'''

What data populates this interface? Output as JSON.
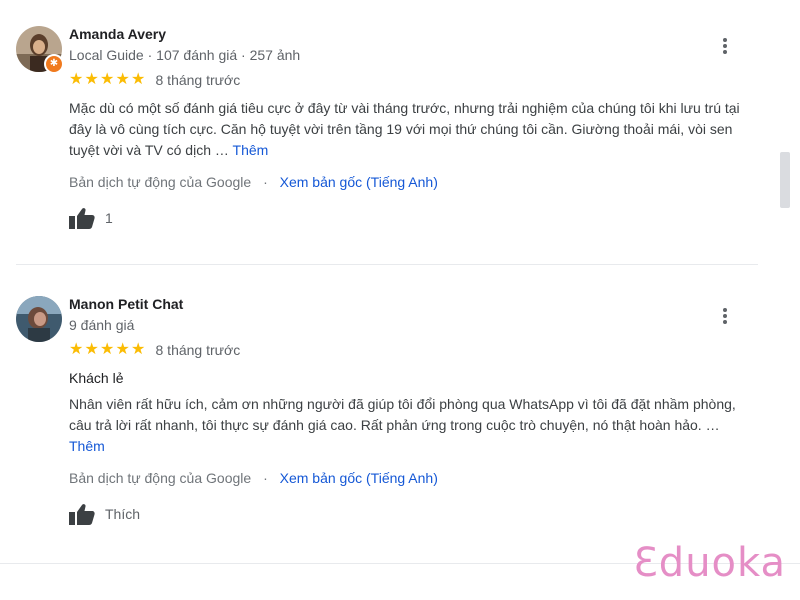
{
  "reviews": [
    {
      "name": "Amanda Avery",
      "guide_label": "Local Guide",
      "meta_stats": "· 107 đánh giá · 257 ảnh",
      "rating": 5,
      "time": "8 tháng trước",
      "subtitle": "",
      "text": "Mặc dù có một số đánh giá tiêu cực ở đây từ vài tháng trước, nhưng trải nghiệm của chúng tôi khi lưu trú tại đây là vô cùng tích cực. Căn hộ tuyệt vời trên tầng 19 với mọi thứ chúng tôi cần. Giường thoải mái, vòi sen tuyệt vời và TV có dịch …",
      "more_label": "Thêm",
      "translation_label": "Bản dịch tự động của Google",
      "translation_separator": "·",
      "see_original": "Xem bản gốc (Tiếng Anh)",
      "like_label": "1"
    },
    {
      "name": "Manon Petit Chat",
      "guide_label": "",
      "meta_stats": "9 đánh giá",
      "rating": 5,
      "time": "8 tháng trước",
      "subtitle": "Khách lẻ",
      "text": "Nhân viên rất hữu ích, cảm ơn những người đã giúp tôi đổi phòng qua WhatsApp vì tôi đã đặt nhầm phòng, câu trả lời rất nhanh, tôi thực sự đánh giá cao. Rất phản ứng trong cuộc trò chuyện, nó thật hoàn hảo. …",
      "more_label": "Thêm",
      "translation_label": "Bản dịch tự động của Google",
      "translation_separator": "·",
      "see_original": "Xem bản gốc (Tiếng Anh)",
      "like_label": "Thích"
    }
  ],
  "star_glyph": "★",
  "icons": {
    "menu": "more-vert-icon",
    "like": "thumb-up-icon",
    "badge": "local-guide-badge-icon"
  },
  "colors": {
    "star": "#fbbc04",
    "link": "#1558d6",
    "badge": "#f07a1e",
    "watermark": "#e58ec6"
  },
  "watermark": "Ɛduoka"
}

'''

◆ Objective
Set down all the entries exactly as they appear, but skip any pictures.

◆ Answer to the exercise
What data populates this interface? Output as JSON.
{
  "reviews": [
    {
      "name": "Amanda Avery",
      "guide_label": "Local Guide",
      "meta_stats": "· 107 đánh giá · 257 ảnh",
      "rating": 5,
      "time": "8 tháng trước",
      "subtitle": "",
      "text": "Mặc dù có một số đánh giá tiêu cực ở đây từ vài tháng trước, nhưng trải nghiệm của chúng tôi khi lưu trú tại đây là vô cùng tích cực. Căn hộ tuyệt vời trên tầng 19 với mọi thứ chúng tôi cần. Giường thoải mái, vòi sen tuyệt vời và TV có dịch …",
      "more_label": "Thêm",
      "translation_label": "Bản dịch tự động của Google",
      "translation_separator": "·",
      "see_original": "Xem bản gốc (Tiếng Anh)",
      "like_label": "1"
    },
    {
      "name": "Manon Petit Chat",
      "guide_label": "",
      "meta_stats": "9 đánh giá",
      "rating": 5,
      "time": "8 tháng trước",
      "subtitle": "Khách lẻ",
      "text": "Nhân viên rất hữu ích, cảm ơn những người đã giúp tôi đổi phòng qua WhatsApp vì tôi đã đặt nhầm phòng, câu trả lời rất nhanh, tôi thực sự đánh giá cao. Rất phản ứng trong cuộc trò chuyện, nó thật hoàn hảo. …",
      "more_label": "Thêm",
      "translation_label": "Bản dịch tự động của Google",
      "translation_separator": "·",
      "see_original": "Xem bản gốc (Tiếng Anh)",
      "like_label": "Thích"
    }
  ],
  "star_glyph": "★",
  "icons": {
    "menu": "more-vert-icon",
    "like": "thumb-up-icon",
    "badge": "local-guide-badge-icon"
  },
  "colors": {
    "star": "#fbbc04",
    "link": "#1558d6",
    "badge": "#f07a1e",
    "watermark": "#e58ec6"
  },
  "watermark": "Ɛduoka"
}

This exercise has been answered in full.